LISTING:

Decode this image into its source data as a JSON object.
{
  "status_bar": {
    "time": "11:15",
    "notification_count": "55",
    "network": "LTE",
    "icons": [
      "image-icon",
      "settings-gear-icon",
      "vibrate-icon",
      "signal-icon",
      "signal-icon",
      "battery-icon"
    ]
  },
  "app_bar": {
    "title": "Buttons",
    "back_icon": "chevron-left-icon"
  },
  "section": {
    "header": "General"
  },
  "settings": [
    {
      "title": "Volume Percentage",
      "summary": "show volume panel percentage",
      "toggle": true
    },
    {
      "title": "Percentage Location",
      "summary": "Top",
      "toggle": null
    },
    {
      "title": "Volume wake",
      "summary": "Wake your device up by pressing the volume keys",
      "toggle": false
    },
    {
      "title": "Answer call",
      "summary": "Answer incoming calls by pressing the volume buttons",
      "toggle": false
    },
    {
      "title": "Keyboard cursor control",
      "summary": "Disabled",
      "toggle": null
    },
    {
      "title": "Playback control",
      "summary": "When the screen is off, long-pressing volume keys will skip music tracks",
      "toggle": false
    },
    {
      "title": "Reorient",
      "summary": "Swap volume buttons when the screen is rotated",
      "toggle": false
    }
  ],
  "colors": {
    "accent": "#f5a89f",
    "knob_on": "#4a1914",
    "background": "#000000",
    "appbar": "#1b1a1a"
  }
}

OBJECTIVE:
Reproduce the full listing exactly.

RESULT OF THIS EXERCISE:
Decode this image into its source data as a JSON object.
{
  "status_bar": {
    "time": "11:15",
    "notification_count": "55",
    "network": "LTE",
    "icons": [
      "image-icon",
      "settings-gear-icon",
      "vibrate-icon",
      "signal-icon",
      "signal-icon",
      "battery-icon"
    ]
  },
  "app_bar": {
    "title": "Buttons",
    "back_icon": "chevron-left-icon"
  },
  "section": {
    "header": "General"
  },
  "settings": [
    {
      "title": "Volume Percentage",
      "summary": "show volume panel percentage",
      "toggle": true
    },
    {
      "title": "Percentage Location",
      "summary": "Top",
      "toggle": null
    },
    {
      "title": "Volume wake",
      "summary": "Wake your device up by pressing the volume keys",
      "toggle": false
    },
    {
      "title": "Answer call",
      "summary": "Answer incoming calls by pressing the volume buttons",
      "toggle": false
    },
    {
      "title": "Keyboard cursor control",
      "summary": "Disabled",
      "toggle": null
    },
    {
      "title": "Playback control",
      "summary": "When the screen is off, long-pressing volume keys will skip music tracks",
      "toggle": false
    },
    {
      "title": "Reorient",
      "summary": "Swap volume buttons when the screen is rotated",
      "toggle": false
    }
  ],
  "colors": {
    "accent": "#f5a89f",
    "knob_on": "#4a1914",
    "background": "#000000",
    "appbar": "#1b1a1a"
  }
}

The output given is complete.